* start INFORMATION SHOWN *
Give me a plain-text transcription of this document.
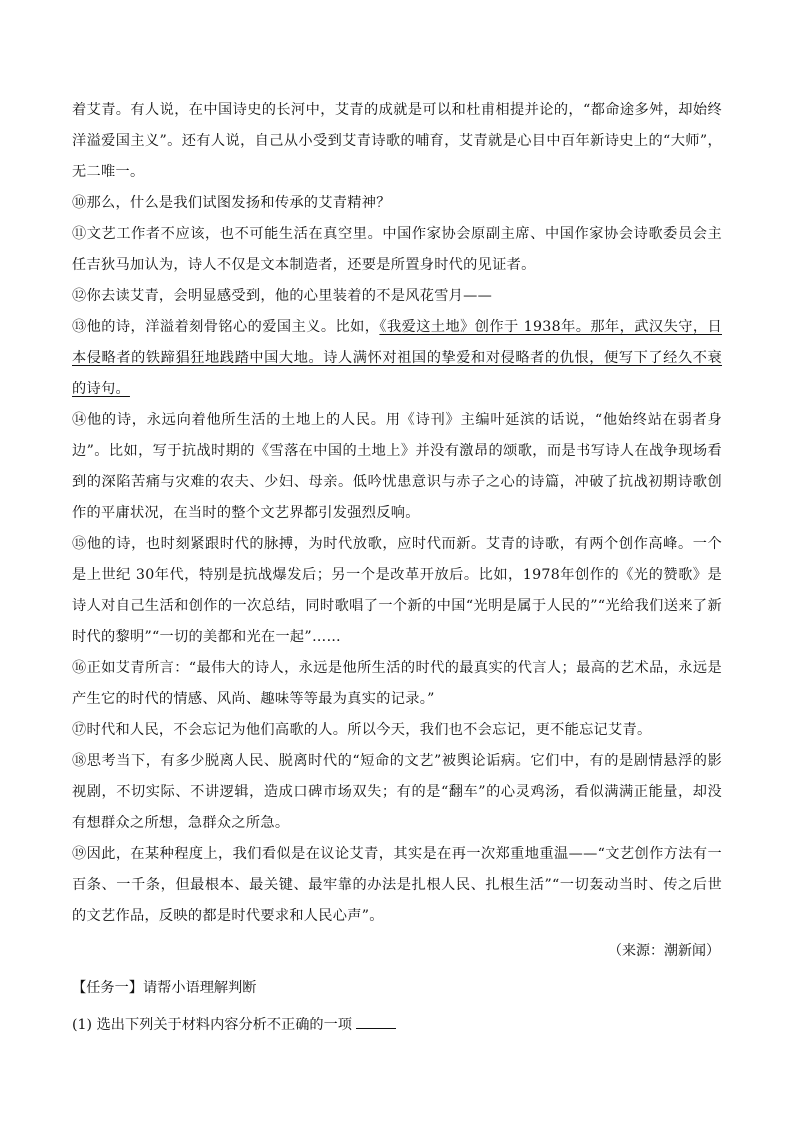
着艾青。有人说，在中国诗史的长河中，艾青的成就是可以和杜甫相提并论的，“都命途多舛，却始终洋溢爱国主义”。还有人说，自己从小受到艾青诗歌的哺育，艾青就是心目中百年新诗史上的“大师”，无二唯一。

⑩那么，什么是我们试图发扬和传承的艾青精神？

⑪文艺工作者不应该，也不可能生活在真空里。中国作家协会原副主席、中国作家协会诗歌委员会主任吉狄马加认为，诗人不仅是文本制造者，还要是所置身时代的见证者。

⑫你去读艾青，会明显感受到，他的心里装着的不是风花雪月——

⑬他的诗，洋溢着刻骨铭心的爱国主义。比如，《我爱这土地》创作于 1938年。那年，武汉失守，日本侵略者的铁蹄猖狂地践踏中国大地。诗人满怀对祖国的挚爱和对侵略者的仇恨，便写下了经久不衰的诗句。

⑭他的诗，永远向着他所生活的土地上的人民。用《诗刊》主编叶延滨的话说，“他始终站在弱者身边”。比如，写于抗战时期的《雪落在中国的土地上》并没有激昂的颂歌，而是书写诗人在战争现场看到的深陷苦痛与灾难的农夫、少妇、母亲。低吟忧患意识与赤子之心的诗篇，冲破了抗战初期诗歌创作的平庸状况，在当时的整个文艺界都引发强烈反响。

⑮他的诗，也时刻紧跟时代的脉搏，为时代放歌，应时代而新。艾青的诗歌，有两个创作高峰。一个是上世纪 30年代，特别是抗战爆发后；另一个是改革开放后。比如，1978年创作的《光的赞歌》是诗人对自己生活和创作的一次总结，同时歌唱了一个新的中国“光明是属于人民的”“光给我们送来了新时代的黎明”“一切的美都和光在一起”……

⑯正如艾青所言：“最伟大的诗人，永远是他所生活的时代的最真实的代言人；最高的艺术品，永远是产生它的时代的情感、风尚、趣味等等最为真实的记录。”

⑰时代和人民，不会忘记为他们高歌的人。所以今天，我们也不会忘记，更不能忘记艾青。

⑱思考当下，有多少脱离人民、脱离时代的“短命的文艺”被舆论诟病。它们中，有的是剧情悬浮的影视剧，不切实际、不讲逻辑，造成口碑市场双失；有的是“翻车”的心灵鸡汤，看似满满正能量，却没有想群众之所想，急群众之所急。

⑲因此，在某种程度上，我们看似是在议论艾青，其实是在再一次郑重地重温——“文艺创作方法有一百条、一千条，但最根本、最关键、最牢靠的办法是扎根人民、扎根生活”“一切轰动当时、传之后世的文艺作品，反映的都是时代要求和人民心声”。

（来源：潮新闻）

【任务一】请帮小语理解判断

(1) 选出下列关于材料内容分析不正确的一项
* end INFORMATION SHOWN *
### [YOUR GOAL]
Above are records with pictures; repeat the records exactly and leave the pictures out.

### [EXPECTED ANSWER]
Give me a plain-text transcription of this document.
着艾青。有人说，在中国诗史的长河中，艾青的成就是可以和杜甫相提并论的，“都命途多舛，却始终洋溢爱国主义”。还有人说，自己从小受到艾青诗歌的哺育，艾青就是心目中百年新诗史上的“大师”，无二唯一。

⑩那么，什么是我们试图发扬和传承的艾青精神？

⑪文艺工作者不应该，也不可能生活在真空里。中国作家协会原副主席、中国作家协会诗歌委员会主任吉狄马加认为，诗人不仅是文本制造者，还要是所置身时代的见证者。

⑫你去读艾青，会明显感受到，他的心里装着的不是风花雪月——

⑬他的诗，洋溢着刻骨铭心的爱国主义。比如，《我爱这土地》创作于 1938年。那年，武汉失守，日本侵略者的铁蹄猖狂地践踏中国大地。诗人满怀对祖国的挚爱和对侵略者的仇恨，便写下了经久不衰的诗句。

⑭他的诗，永远向着他所生活的土地上的人民。用《诗刊》主编叶延滨的话说，“他始终站在弱者身边”。比如，写于抗战时期的《雪落在中国的土地上》并没有激昂的颂歌，而是书写诗人在战争现场看到的深陷苦痛与灾难的农夫、少妇、母亲。低吟忧患意识与赤子之心的诗篇，冲破了抗战初期诗歌创作的平庸状况，在当时的整个文艺界都引发强烈反响。

⑮他的诗，也时刻紧跟时代的脉搏，为时代放歌，应时代而新。艾青的诗歌，有两个创作高峰。一个是上世纪 30年代，特别是抗战爆发后；另一个是改革开放后。比如，1978年创作的《光的赞歌》是诗人对自己生活和创作的一次总结，同时歌唱了一个新的中国“光明是属于人民的”“光给我们送来了新时代的黎明”“一切的美都和光在一起”……

⑯正如艾青所言：“最伟大的诗人，永远是他所生活的时代的最真实的代言人；最高的艺术品，永远是产生它的时代的情感、风尚、趣味等等最为真实的记录。”

⑰时代和人民，不会忘记为他们高歌的人。所以今天，我们也不会忘记，更不能忘记艾青。

⑱思考当下，有多少脱离人民、脱离时代的“短命的文艺”被舆论诟病。它们中，有的是剧情悬浮的影视剧，不切实际、不讲逻辑，造成口碑市场双失；有的是“翻车”的心灵鸡汤，看似满满正能量，却没有想群众之所想，急群众之所急。

⑲因此，在某种程度上，我们看似是在议论艾青，其实是在再一次郑重地重温——“文艺创作方法有一百条、一千条，但最根本、最关键、最牢靠的办法是扎根人民、扎根生活”“一切轰动当时、传之后世的文艺作品，反映的都是时代要求和人民心声”。

（来源：潮新闻）

【任务一】请帮小语理解判断

(1) 选出下列关于材料内容分析不正确的一项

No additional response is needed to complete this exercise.